• **GOAL**: Look through the material below. Copy every line with the string "band" in it.

• **EXERCISE DATA**:
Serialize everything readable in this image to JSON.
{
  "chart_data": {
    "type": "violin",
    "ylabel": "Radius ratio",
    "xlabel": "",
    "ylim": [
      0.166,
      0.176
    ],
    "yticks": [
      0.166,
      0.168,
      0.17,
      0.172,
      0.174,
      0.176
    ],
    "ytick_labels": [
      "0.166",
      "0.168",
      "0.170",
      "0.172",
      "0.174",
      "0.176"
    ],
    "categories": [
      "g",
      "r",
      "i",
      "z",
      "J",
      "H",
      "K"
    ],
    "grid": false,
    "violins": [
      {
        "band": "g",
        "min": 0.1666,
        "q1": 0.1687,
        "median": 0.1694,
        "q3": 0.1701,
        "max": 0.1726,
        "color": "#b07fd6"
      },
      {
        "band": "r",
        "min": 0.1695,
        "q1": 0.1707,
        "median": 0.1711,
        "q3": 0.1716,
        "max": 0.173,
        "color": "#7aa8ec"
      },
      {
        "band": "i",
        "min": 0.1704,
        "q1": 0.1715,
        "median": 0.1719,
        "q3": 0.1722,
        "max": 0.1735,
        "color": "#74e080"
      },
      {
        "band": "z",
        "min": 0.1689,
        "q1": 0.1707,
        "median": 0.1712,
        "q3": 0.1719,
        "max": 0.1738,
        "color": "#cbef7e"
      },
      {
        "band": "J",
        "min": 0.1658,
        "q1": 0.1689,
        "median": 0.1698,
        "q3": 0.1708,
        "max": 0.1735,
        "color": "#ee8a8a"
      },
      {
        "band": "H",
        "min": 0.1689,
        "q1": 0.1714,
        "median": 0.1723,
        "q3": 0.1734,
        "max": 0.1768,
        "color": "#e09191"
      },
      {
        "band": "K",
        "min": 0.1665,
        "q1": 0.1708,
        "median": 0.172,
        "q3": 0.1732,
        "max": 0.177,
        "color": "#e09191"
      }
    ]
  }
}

• **WRITTEN SOLUTION**:
        "band": "g",
        "band": "r",
        "band": "i",
        "band": "z",
        "band": "J",
        "band": "H",
        "band": "K",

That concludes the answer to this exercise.